Transcribe every line of the listing below without any deviation.

::::::::

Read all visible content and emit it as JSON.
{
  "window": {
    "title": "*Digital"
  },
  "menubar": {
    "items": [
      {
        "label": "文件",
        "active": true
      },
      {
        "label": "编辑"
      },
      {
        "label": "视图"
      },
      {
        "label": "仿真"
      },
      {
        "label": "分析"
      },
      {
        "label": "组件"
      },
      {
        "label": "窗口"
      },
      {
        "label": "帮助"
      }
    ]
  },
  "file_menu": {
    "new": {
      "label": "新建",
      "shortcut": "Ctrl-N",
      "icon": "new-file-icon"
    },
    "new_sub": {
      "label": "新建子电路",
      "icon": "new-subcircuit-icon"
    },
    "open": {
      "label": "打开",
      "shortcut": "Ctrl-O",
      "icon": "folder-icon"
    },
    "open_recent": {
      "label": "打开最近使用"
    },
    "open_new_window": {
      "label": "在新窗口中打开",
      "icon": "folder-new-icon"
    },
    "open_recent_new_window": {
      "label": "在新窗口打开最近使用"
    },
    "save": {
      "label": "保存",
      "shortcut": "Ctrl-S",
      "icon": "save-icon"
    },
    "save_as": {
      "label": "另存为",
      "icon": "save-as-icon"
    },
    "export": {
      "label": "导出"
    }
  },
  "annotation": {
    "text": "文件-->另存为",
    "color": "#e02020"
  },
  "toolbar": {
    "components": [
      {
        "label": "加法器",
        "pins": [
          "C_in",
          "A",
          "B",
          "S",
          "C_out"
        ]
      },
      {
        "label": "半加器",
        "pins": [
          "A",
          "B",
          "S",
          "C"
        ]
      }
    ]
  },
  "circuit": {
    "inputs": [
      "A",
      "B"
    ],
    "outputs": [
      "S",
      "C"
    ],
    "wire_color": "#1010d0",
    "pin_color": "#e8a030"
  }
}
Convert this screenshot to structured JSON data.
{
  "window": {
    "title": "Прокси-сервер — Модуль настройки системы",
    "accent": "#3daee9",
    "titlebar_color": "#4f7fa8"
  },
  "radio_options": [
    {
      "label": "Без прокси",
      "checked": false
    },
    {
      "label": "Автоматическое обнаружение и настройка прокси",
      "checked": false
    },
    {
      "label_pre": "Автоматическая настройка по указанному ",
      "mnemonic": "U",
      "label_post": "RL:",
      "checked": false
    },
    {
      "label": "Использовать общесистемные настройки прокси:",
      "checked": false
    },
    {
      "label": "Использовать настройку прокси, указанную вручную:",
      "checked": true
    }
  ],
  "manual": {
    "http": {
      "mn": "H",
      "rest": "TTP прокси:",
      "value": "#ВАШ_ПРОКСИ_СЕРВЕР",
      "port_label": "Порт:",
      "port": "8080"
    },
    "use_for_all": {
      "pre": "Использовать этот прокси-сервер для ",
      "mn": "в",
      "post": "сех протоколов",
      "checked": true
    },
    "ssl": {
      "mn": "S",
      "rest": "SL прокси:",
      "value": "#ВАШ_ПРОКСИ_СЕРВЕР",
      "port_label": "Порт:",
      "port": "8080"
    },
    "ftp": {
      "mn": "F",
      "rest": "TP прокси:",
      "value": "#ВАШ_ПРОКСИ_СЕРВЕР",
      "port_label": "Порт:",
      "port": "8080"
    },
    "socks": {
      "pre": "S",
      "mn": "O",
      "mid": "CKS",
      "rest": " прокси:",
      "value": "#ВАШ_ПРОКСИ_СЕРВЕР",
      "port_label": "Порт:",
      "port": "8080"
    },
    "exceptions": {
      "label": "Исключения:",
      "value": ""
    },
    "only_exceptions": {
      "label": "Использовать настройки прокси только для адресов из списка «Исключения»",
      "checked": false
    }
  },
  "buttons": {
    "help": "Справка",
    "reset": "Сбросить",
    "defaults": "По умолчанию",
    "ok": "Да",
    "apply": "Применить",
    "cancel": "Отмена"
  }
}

::::::::

**Result of this exercise:**
Read all visible content and emit it as JSON.
{
  "window": {
    "title": "*Digital"
  },
  "menubar": {
    "items": [
      {
        "label": "文件",
        "active": true
      },
      {
        "label": "编辑"
      },
      {
        "label": "视图"
      },
      {
        "label": "仿真"
      },
      {
        "label": "分析"
      },
      {
        "label": "组件"
      },
      {
        "label": "窗口"
      },
      {
        "label": "帮助"
      }
    ]
  },
  "file_menu": {
    "new": {
      "label": "新建",
      "shortcut": "Ctrl-N",
      "icon": "new-file-icon"
    },
    "new_sub": {
      "label": "新建子电路",
      "icon": "new-subcircuit-icon"
    },
    "open": {
      "label": "打开",
      "shortcut": "Ctrl-O",
      "icon": "folder-icon"
    },
    "open_recent": {
      "label": "打开最近使用"
    },
    "open_new_window": {
      "label": "在新窗口中打开",
      "icon": "folder-new-icon"
    },
    "open_recent_new_window": {
      "label": "在新窗口打开最近使用"
    },
    "save": {
      "label": "保存",
      "shortcut": "Ctrl-S",
      "icon": "save-icon"
    },
    "save_as": {
      "label": "另存为",
      "icon": "save-as-icon"
    },
    "export": {
      "label": "导出"
    }
  },
  "annotation": {
    "text": "文件-->另存为",
    "color": "#e02020"
  },
  "toolbar": {
    "components": [
      {
        "label": "加法器",
        "pins": [
          "C_in",
          "A",
          "B",
          "S",
          "C_out"
        ]
      },
      {
        "label": "半加器",
        "pins": [
          "A",
          "B",
          "S",
          "C"
        ]
      }
    ]
  },
  "circuit": {
    "inputs": [
      "A",
      "B"
    ],
    "outputs": [
      "S",
      "C"
    ],
    "wire_color": "#1010d0",
    "pin_color": "#e8a030"
  }
}
Convert this screenshot to structured JSON data.
{
  "window": {
    "title": "Прокси-сервер — Модуль настройки системы",
    "accent": "#3daee9",
    "titlebar_color": "#4f7fa8"
  },
  "radio_options": [
    {
      "label": "Без прокси",
      "checked": false
    },
    {
      "label": "Автоматическое обнаружение и настройка прокси",
      "checked": false
    },
    {
      "label_pre": "Автоматическая настройка по указанному ",
      "mnemonic": "U",
      "label_post": "RL:",
      "checked": false
    },
    {
      "label": "Использовать общесистемные настройки прокси:",
      "checked": false
    },
    {
      "label": "Использовать настройку прокси, указанную вручную:",
      "checked": true
    }
  ],
  "manual": {
    "http": {
      "mn": "H",
      "rest": "TTP прокси:",
      "value": "#ВАШ_ПРОКСИ_СЕРВЕР",
      "port_label": "Порт:",
      "port": "8080"
    },
    "use_for_all": {
      "pre": "Использовать этот прокси-сервер для ",
      "mn": "в",
      "post": "сех протоколов",
      "checked": true
    },
    "ssl": {
      "mn": "S",
      "rest": "SL прокси:",
      "value": "#ВАШ_ПРОКСИ_СЕРВЕР",
      "port_label": "Порт:",
      "port": "8080"
    },
    "ftp": {
      "mn": "F",
      "rest": "TP прокси:",
      "value": "#ВАШ_ПРОКСИ_СЕРВЕР",
      "port_label": "Порт:",
      "port": "8080"
    },
    "socks": {
      "pre": "S",
      "mn": "O",
      "mid": "CKS",
      "rest": " прокси:",
      "value": "#ВАШ_ПРОКСИ_СЕРВЕР",
      "port_label": "Порт:",
      "port": "8080"
    },
    "exceptions": {
      "label": "Исключения:",
      "value": ""
    },
    "only_exceptions": {
      "label": "Использовать настройки прокси только для адресов из списка «Исключения»",
      "checked": false
    }
  },
  "buttons": {
    "help": "Справка",
    "reset": "Сбросить",
    "defaults": "По умолчанию",
    "ok": "Да",
    "apply": "Применить",
    "cancel": "Отмена"
  }
}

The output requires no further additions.